** Begin Listed records **

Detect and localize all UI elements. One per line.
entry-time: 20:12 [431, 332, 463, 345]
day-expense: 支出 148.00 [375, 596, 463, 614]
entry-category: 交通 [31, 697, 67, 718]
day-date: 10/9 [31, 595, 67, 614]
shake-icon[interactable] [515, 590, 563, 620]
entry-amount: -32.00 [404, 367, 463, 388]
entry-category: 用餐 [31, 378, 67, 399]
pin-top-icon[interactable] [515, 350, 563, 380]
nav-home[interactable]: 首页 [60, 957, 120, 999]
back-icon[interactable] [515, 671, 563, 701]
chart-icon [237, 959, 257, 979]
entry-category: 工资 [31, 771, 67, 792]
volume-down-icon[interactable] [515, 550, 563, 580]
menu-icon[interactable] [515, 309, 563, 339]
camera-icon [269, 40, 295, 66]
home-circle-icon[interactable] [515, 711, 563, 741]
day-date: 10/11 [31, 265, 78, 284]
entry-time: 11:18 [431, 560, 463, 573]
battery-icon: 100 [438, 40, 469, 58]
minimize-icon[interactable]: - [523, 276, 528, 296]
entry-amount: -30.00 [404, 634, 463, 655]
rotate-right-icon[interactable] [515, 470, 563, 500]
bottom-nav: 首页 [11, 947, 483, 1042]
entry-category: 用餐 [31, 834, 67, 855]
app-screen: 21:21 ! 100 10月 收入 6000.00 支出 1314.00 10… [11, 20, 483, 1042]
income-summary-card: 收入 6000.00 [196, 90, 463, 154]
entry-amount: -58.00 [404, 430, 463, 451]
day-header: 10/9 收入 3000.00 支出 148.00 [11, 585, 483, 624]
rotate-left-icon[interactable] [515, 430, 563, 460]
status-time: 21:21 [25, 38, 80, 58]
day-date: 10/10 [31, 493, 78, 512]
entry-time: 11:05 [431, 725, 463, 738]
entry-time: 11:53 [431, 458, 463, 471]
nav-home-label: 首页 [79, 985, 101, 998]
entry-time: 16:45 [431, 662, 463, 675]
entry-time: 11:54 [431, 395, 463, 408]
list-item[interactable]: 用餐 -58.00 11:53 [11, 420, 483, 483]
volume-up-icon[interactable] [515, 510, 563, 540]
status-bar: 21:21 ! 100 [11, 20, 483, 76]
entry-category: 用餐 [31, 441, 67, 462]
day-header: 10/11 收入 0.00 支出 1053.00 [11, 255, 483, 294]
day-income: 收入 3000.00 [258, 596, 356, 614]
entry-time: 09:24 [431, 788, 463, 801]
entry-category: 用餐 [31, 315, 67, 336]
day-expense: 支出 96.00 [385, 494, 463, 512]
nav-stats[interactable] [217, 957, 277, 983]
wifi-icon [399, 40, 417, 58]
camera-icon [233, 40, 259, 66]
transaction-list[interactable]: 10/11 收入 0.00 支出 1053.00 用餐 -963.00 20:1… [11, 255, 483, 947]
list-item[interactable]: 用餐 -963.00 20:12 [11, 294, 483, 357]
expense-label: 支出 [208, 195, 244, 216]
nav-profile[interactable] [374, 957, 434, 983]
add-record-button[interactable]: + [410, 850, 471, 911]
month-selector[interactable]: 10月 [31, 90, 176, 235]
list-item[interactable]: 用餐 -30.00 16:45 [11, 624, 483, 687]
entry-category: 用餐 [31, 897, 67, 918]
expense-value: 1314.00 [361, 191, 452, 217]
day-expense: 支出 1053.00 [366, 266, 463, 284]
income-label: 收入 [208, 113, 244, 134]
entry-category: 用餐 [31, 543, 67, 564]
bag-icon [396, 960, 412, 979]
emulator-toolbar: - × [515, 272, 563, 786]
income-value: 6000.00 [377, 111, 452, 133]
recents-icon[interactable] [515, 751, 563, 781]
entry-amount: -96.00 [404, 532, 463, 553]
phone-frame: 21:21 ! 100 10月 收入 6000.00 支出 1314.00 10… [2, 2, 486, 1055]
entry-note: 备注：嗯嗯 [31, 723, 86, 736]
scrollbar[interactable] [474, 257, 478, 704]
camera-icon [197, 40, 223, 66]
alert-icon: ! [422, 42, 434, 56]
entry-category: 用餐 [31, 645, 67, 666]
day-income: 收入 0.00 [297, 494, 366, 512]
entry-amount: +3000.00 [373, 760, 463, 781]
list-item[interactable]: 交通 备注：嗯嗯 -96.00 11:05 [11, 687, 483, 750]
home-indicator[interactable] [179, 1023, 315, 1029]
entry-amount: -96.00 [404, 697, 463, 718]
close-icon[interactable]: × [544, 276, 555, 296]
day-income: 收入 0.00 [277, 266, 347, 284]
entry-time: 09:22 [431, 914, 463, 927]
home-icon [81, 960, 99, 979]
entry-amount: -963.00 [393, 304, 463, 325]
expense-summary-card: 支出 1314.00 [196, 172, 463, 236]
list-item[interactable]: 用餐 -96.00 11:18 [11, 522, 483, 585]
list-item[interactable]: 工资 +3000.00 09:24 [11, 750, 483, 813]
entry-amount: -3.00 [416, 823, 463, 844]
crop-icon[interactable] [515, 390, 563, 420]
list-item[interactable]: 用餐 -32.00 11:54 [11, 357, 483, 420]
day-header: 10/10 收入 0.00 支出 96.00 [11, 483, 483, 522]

** End Listed records **

■ **Exercise brief**: Could you copy every line of the material above verbatim, without changing anything?

■ **Task response**:
Detect and localize all UI elements. One per line.
entry-time: 20:12 [431, 332, 463, 345]
day-expense: 支出 148.00 [375, 596, 463, 614]
entry-category: 交通 [31, 697, 67, 718]
day-date: 10/9 [31, 595, 67, 614]
shake-icon[interactable] [515, 590, 563, 620]
entry-amount: -32.00 [404, 367, 463, 388]
entry-category: 用餐 [31, 378, 67, 399]
pin-top-icon[interactable] [515, 350, 563, 380]
nav-home[interactable]: 首页 [60, 957, 120, 999]
back-icon[interactable] [515, 671, 563, 701]
chart-icon [237, 959, 257, 979]
entry-category: 工资 [31, 771, 67, 792]
volume-down-icon[interactable] [515, 550, 563, 580]
menu-icon[interactable] [515, 309, 563, 339]
camera-icon [269, 40, 295, 66]
home-circle-icon[interactable] [515, 711, 563, 741]
day-date: 10/11 [31, 265, 78, 284]
entry-time: 11:18 [431, 560, 463, 573]
battery-icon: 100 [438, 40, 469, 58]
minimize-icon[interactable]: - [523, 276, 528, 296]
entry-amount: -30.00 [404, 634, 463, 655]
rotate-right-icon[interactable] [515, 470, 563, 500]
bottom-nav: 首页 [11, 947, 483, 1042]
entry-category: 用餐 [31, 834, 67, 855]
app-screen: 21:21 ! 100 10月 收入 6000.00 支出 1314.00 10… [11, 20, 483, 1042]
income-summary-card: 收入 6000.00 [196, 90, 463, 154]
entry-amount: -58.00 [404, 430, 463, 451]
day-header: 10/9 收入 3000.00 支出 148.00 [11, 585, 483, 624]
rotate-left-icon[interactable] [515, 430, 563, 460]
status-time: 21:21 [25, 38, 80, 58]
day-date: 10/10 [31, 493, 78, 512]
entry-time: 11:05 [431, 725, 463, 738]
entry-time: 11:53 [431, 458, 463, 471]
nav-home-label: 首页 [79, 985, 101, 998]
entry-time: 16:45 [431, 662, 463, 675]
entry-time: 11:54 [431, 395, 463, 408]
list-item[interactable]: 用餐 -58.00 11:53 [11, 420, 483, 483]
volume-up-icon[interactable] [515, 510, 563, 540]
status-bar: 21:21 ! 100 [11, 20, 483, 76]
entry-category: 用餐 [31, 441, 67, 462]
day-header: 10/11 收入 0.00 支出 1053.00 [11, 255, 483, 294]
day-income: 收入 3000.00 [258, 596, 356, 614]
entry-time: 09:24 [431, 788, 463, 801]
entry-category: 用餐 [31, 315, 67, 336]
day-expense: 支出 96.00 [385, 494, 463, 512]
nav-stats[interactable] [217, 957, 277, 983]
wifi-icon [399, 40, 417, 58]
camera-icon [233, 40, 259, 66]
transaction-list[interactable]: 10/11 收入 0.00 支出 1053.00 用餐 -963.00 20:1… [11, 255, 483, 947]
list-item[interactable]: 用餐 -963.00 20:12 [11, 294, 483, 357]
expense-label: 支出 [208, 195, 244, 216]
nav-profile[interactable] [374, 957, 434, 983]
add-record-button[interactable]: + [410, 850, 471, 911]
month-selector[interactable]: 10月 [31, 90, 176, 235]
list-item[interactable]: 用餐 -30.00 16:45 [11, 624, 483, 687]
entry-category: 用餐 [31, 897, 67, 918]
expense-value: 1314.00 [361, 191, 452, 217]
day-expense: 支出 1053.00 [366, 266, 463, 284]
income-label: 收入 [208, 113, 244, 134]
entry-category: 用餐 [31, 543, 67, 564]
bag-icon [396, 960, 412, 979]
emulator-toolbar: - × [515, 272, 563, 786]
income-value: 6000.00 [377, 111, 452, 133]
recents-icon[interactable] [515, 751, 563, 781]
entry-amount: -96.00 [404, 532, 463, 553]
phone-frame: 21:21 ! 100 10月 收入 6000.00 支出 1314.00 10… [2, 2, 486, 1055]
entry-note: 备注：嗯嗯 [31, 723, 86, 736]
scrollbar[interactable] [474, 257, 478, 704]
camera-icon [197, 40, 223, 66]
alert-icon: ! [422, 42, 434, 56]
entry-category: 用餐 [31, 645, 67, 666]
day-income: 收入 0.00 [297, 494, 366, 512]
entry-amount: +3000.00 [373, 760, 463, 781]
list-item[interactable]: 交通 备注：嗯嗯 -96.00 11:05 [11, 687, 483, 750]
home-indicator[interactable] [179, 1023, 315, 1029]
entry-amount: -96.00 [404, 697, 463, 718]
close-icon[interactable]: × [544, 276, 555, 296]
day-income: 收入 0.00 [277, 266, 347, 284]
entry-time: 09:22 [431, 914, 463, 927]
home-icon [81, 960, 99, 979]
entry-amount: -963.00 [393, 304, 463, 325]
expense-summary-card: 支出 1314.00 [196, 172, 463, 236]
list-item[interactable]: 用餐 -96.00 11:18 [11, 522, 483, 585]
list-item[interactable]: 工资 +3000.00 09:24 [11, 750, 483, 813]
entry-amount: -3.00 [416, 823, 463, 844]
crop-icon[interactable] [515, 390, 563, 420]
list-item[interactable]: 用餐 -32.00 11:54 [11, 357, 483, 420]
day-header: 10/10 收入 0.00 支出 96.00 [11, 483, 483, 522]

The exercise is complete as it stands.